╭─ Provided records

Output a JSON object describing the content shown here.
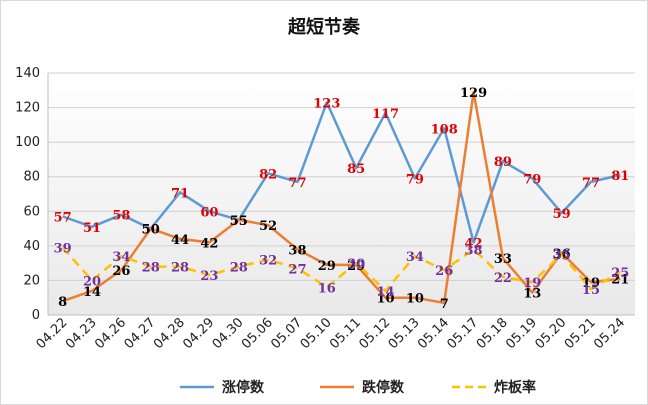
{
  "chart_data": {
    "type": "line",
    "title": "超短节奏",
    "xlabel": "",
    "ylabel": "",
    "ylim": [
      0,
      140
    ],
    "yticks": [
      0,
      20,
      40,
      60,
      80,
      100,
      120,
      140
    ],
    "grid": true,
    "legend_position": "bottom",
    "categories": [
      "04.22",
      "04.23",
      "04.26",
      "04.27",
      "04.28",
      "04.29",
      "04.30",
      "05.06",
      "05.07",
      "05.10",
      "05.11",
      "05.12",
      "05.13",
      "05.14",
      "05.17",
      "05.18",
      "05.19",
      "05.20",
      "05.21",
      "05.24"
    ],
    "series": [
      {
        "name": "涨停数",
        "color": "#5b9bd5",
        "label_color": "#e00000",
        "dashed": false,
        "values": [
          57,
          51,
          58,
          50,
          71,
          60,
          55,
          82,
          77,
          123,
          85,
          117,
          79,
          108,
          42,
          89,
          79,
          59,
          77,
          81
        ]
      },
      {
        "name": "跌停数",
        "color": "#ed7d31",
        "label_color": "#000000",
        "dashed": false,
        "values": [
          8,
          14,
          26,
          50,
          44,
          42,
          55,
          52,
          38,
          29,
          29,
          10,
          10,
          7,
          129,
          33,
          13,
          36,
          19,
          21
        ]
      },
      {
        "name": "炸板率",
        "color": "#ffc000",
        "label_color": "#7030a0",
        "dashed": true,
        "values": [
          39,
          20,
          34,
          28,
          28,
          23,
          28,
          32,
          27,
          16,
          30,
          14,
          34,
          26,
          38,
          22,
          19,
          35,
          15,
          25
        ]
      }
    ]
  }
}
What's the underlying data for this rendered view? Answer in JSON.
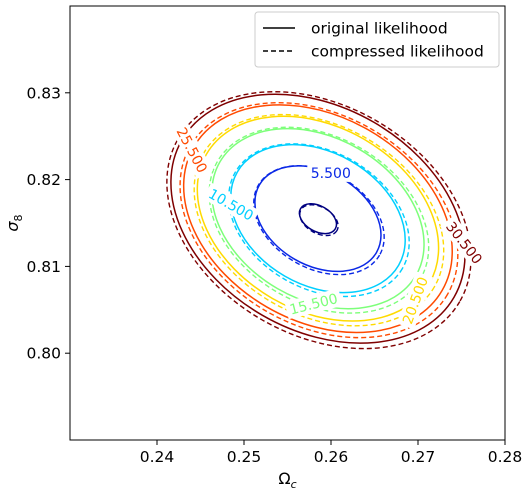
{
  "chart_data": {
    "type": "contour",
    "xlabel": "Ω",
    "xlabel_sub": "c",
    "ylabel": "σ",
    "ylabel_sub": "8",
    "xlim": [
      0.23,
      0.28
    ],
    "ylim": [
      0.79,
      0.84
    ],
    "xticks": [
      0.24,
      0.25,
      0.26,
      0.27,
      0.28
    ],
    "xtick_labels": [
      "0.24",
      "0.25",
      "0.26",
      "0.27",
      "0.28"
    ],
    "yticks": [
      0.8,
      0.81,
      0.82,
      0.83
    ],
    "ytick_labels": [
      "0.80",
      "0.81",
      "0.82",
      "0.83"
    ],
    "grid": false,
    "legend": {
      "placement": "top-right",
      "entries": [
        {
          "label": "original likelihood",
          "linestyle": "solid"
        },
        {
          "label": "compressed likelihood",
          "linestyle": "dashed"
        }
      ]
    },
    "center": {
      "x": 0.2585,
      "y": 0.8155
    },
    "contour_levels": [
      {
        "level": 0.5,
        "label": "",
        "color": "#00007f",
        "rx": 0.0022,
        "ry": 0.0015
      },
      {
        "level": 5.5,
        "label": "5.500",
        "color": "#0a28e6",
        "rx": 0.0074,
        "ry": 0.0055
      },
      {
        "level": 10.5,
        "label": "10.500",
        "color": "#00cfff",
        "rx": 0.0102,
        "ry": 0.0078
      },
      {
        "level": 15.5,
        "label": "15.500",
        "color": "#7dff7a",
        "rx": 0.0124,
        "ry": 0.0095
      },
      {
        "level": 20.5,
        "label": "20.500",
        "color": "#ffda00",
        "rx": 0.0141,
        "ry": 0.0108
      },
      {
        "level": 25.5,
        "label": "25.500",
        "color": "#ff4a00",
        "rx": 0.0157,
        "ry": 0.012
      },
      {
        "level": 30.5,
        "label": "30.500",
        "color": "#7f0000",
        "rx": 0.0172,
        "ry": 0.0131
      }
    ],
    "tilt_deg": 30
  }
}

╰─

## Task details
Restate the listing above word for word, and skip the pictures.

## Result of this exercise
Output a JSON object describing the content shown here.
{
  "chart_data": {
    "type": "line",
    "title": "超短节奏",
    "xlabel": "",
    "ylabel": "",
    "ylim": [
      0,
      140
    ],
    "yticks": [
      0,
      20,
      40,
      60,
      80,
      100,
      120,
      140
    ],
    "grid": true,
    "legend_position": "bottom",
    "categories": [
      "04.22",
      "04.23",
      "04.26",
      "04.27",
      "04.28",
      "04.29",
      "04.30",
      "05.06",
      "05.07",
      "05.10",
      "05.11",
      "05.12",
      "05.13",
      "05.14",
      "05.17",
      "05.18",
      "05.19",
      "05.20",
      "05.21",
      "05.24"
    ],
    "series": [
      {
        "name": "涨停数",
        "color": "#5b9bd5",
        "label_color": "#e00000",
        "dashed": false,
        "values": [
          57,
          51,
          58,
          50,
          71,
          60,
          55,
          82,
          77,
          123,
          85,
          117,
          79,
          108,
          42,
          89,
          79,
          59,
          77,
          81
        ]
      },
      {
        "name": "跌停数",
        "color": "#ed7d31",
        "label_color": "#000000",
        "dashed": false,
        "values": [
          8,
          14,
          26,
          50,
          44,
          42,
          55,
          52,
          38,
          29,
          29,
          10,
          10,
          7,
          129,
          33,
          13,
          36,
          19,
          21
        ]
      },
      {
        "name": "炸板率",
        "color": "#ffc000",
        "label_color": "#7030a0",
        "dashed": true,
        "values": [
          39,
          20,
          34,
          28,
          28,
          23,
          28,
          32,
          27,
          16,
          30,
          14,
          34,
          26,
          38,
          22,
          19,
          35,
          15,
          25
        ]
      }
    ]
  }
}
What's the underlying data for this rendered view? Answer in JSON.
{
  "chart_data": {
    "type": "contour",
    "xlabel": "Ω",
    "xlabel_sub": "c",
    "ylabel": "σ",
    "ylabel_sub": "8",
    "xlim": [
      0.23,
      0.28
    ],
    "ylim": [
      0.79,
      0.84
    ],
    "xticks": [
      0.24,
      0.25,
      0.26,
      0.27,
      0.28
    ],
    "xtick_labels": [
      "0.24",
      "0.25",
      "0.26",
      "0.27",
      "0.28"
    ],
    "yticks": [
      0.8,
      0.81,
      0.82,
      0.83
    ],
    "ytick_labels": [
      "0.80",
      "0.81",
      "0.82",
      "0.83"
    ],
    "grid": false,
    "legend": {
      "placement": "top-right",
      "entries": [
        {
          "label": "original likelihood",
          "linestyle": "solid"
        },
        {
          "label": "compressed likelihood",
          "linestyle": "dashed"
        }
      ]
    },
    "center": {
      "x": 0.2585,
      "y": 0.8155
    },
    "contour_levels": [
      {
        "level": 0.5,
        "label": "",
        "color": "#00007f",
        "rx": 0.0022,
        "ry": 0.0015
      },
      {
        "level": 5.5,
        "label": "5.500",
        "color": "#0a28e6",
        "rx": 0.0074,
        "ry": 0.0055
      },
      {
        "level": 10.5,
        "label": "10.500",
        "color": "#00cfff",
        "rx": 0.0102,
        "ry": 0.0078
      },
      {
        "level": 15.5,
        "label": "15.500",
        "color": "#7dff7a",
        "rx": 0.0124,
        "ry": 0.0095
      },
      {
        "level": 20.5,
        "label": "20.500",
        "color": "#ffda00",
        "rx": 0.0141,
        "ry": 0.0108
      },
      {
        "level": 25.5,
        "label": "25.500",
        "color": "#ff4a00",
        "rx": 0.0157,
        "ry": 0.012
      },
      {
        "level": 30.5,
        "label": "30.500",
        "color": "#7f0000",
        "rx": 0.0172,
        "ry": 0.0131
      }
    ],
    "tilt_deg": 30
  }
}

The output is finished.